*PROVIDED ENTRIES*:
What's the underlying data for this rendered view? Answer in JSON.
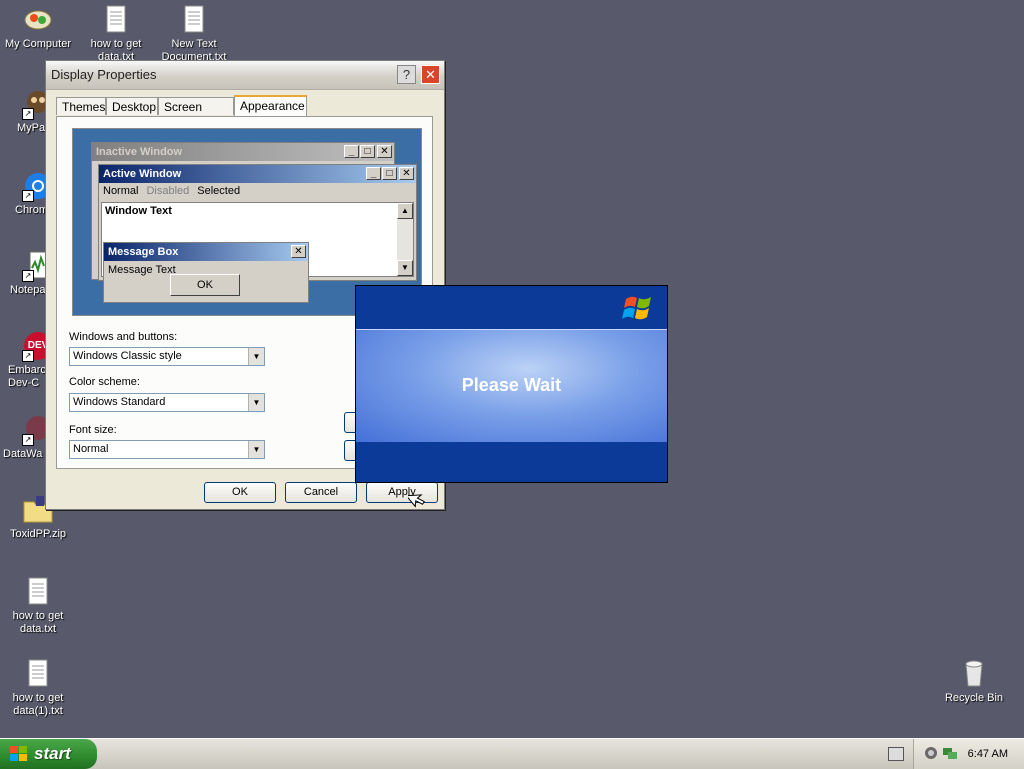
{
  "desktop": {
    "icons": [
      {
        "label": "My Computer"
      },
      {
        "label": "how to get data.txt"
      },
      {
        "label": "New Text Document.txt"
      },
      {
        "label": "MyPa"
      },
      {
        "label": "Chrom"
      },
      {
        "label": "Notepa"
      },
      {
        "label": "Embarca Dev-C"
      },
      {
        "label": "DataWa"
      },
      {
        "label": "ToxidPP.zip"
      },
      {
        "label": "how to get data.txt"
      },
      {
        "label": "how to get data(1).txt"
      },
      {
        "label": "Recycle Bin"
      }
    ]
  },
  "dialog": {
    "title": "Display Properties",
    "help_glyph": "?",
    "close_glyph": "✕",
    "tabs": [
      {
        "label": "Themes"
      },
      {
        "label": "Desktop"
      },
      {
        "label": "Screen Saver"
      },
      {
        "label": "Appearance",
        "active": true
      }
    ],
    "preview": {
      "inactive_title": "Inactive Window",
      "active_title": "Active Window",
      "menu_normal": "Normal",
      "menu_disabled": "Disabled",
      "menu_selected": "Selected",
      "window_text": "Window Text",
      "msgbox_title": "Message Box",
      "msgbox_text": "Message Text",
      "msgbox_ok": "OK"
    },
    "windows_buttons_label": "Windows and buttons:",
    "windows_buttons_value": "Windows Classic style",
    "color_scheme_label": "Color scheme:",
    "color_scheme_value": "Windows Standard",
    "font_size_label": "Font size:",
    "font_size_value": "Normal",
    "ok_label": "OK",
    "cancel_label": "Cancel",
    "apply_label": "Apply"
  },
  "wait_screen": {
    "message": "Please Wait"
  },
  "taskbar": {
    "start_label": "start",
    "clock": "6:47 AM"
  },
  "colors": {
    "desktop": "#58596a",
    "wait_blue": "#0c3a99",
    "start_green": "#2c8a2c"
  }
}
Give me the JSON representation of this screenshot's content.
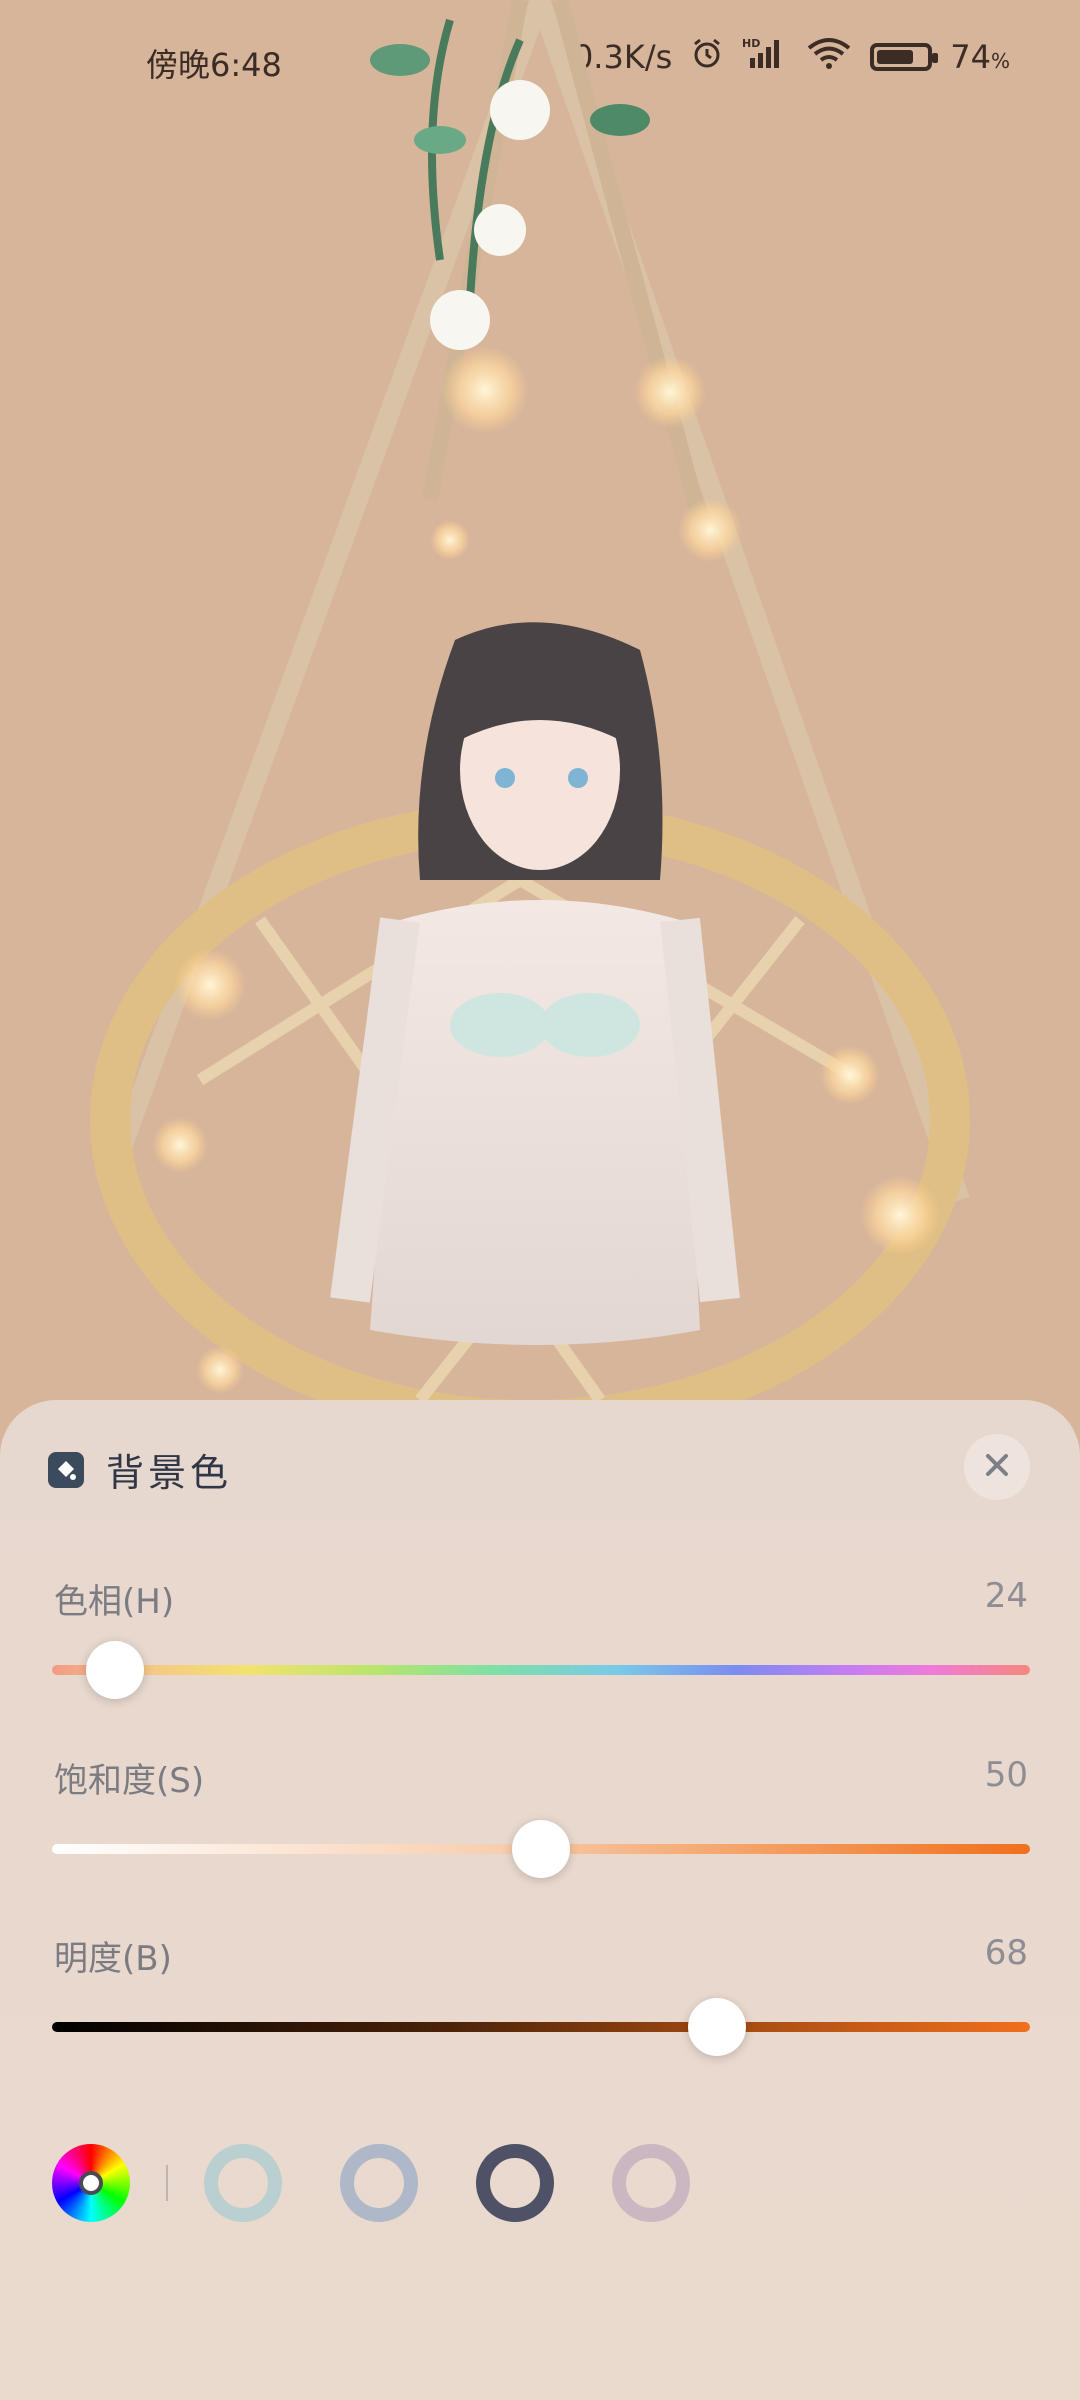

*GIVEN INSTRUCTION*:
Reproduce the material word for word, minus the images.

*THE ANSWER*:
What's the underlying data for this rendered view? Answer in JSON.
{
  "desktop": {
    "icons": [
      {
        "label": "My Computer"
      },
      {
        "label": "how to get data.txt"
      },
      {
        "label": "New Text Document.txt"
      },
      {
        "label": "MyPa"
      },
      {
        "label": "Chrom"
      },
      {
        "label": "Notepa"
      },
      {
        "label": "Embarca Dev-C"
      },
      {
        "label": "DataWa"
      },
      {
        "label": "ToxidPP.zip"
      },
      {
        "label": "how to get data.txt"
      },
      {
        "label": "how to get data(1).txt"
      },
      {
        "label": "Recycle Bin"
      }
    ]
  },
  "dialog": {
    "title": "Display Properties",
    "help_glyph": "?",
    "close_glyph": "✕",
    "tabs": [
      {
        "label": "Themes"
      },
      {
        "label": "Desktop"
      },
      {
        "label": "Screen Saver"
      },
      {
        "label": "Appearance",
        "active": true
      }
    ],
    "preview": {
      "inactive_title": "Inactive Window",
      "active_title": "Active Window",
      "menu_normal": "Normal",
      "menu_disabled": "Disabled",
      "menu_selected": "Selected",
      "window_text": "Window Text",
      "msgbox_title": "Message Box",
      "msgbox_text": "Message Text",
      "msgbox_ok": "OK"
    },
    "windows_buttons_label": "Windows and buttons:",
    "windows_buttons_value": "Windows Classic style",
    "color_scheme_label": "Color scheme:",
    "color_scheme_value": "Windows Standard",
    "font_size_label": "Font size:",
    "font_size_value": "Normal",
    "ok_label": "OK",
    "cancel_label": "Cancel",
    "apply_label": "Apply"
  },
  "wait_screen": {
    "message": "Please Wait"
  },
  "taskbar": {
    "start_label": "start",
    "clock": "6:47 AM"
  },
  "colors": {
    "desktop": "#58596a",
    "wait_blue": "#0c3a99",
    "start_green": "#2c8a2c"
  }
}
Give me the JSON representation of this screenshot's content.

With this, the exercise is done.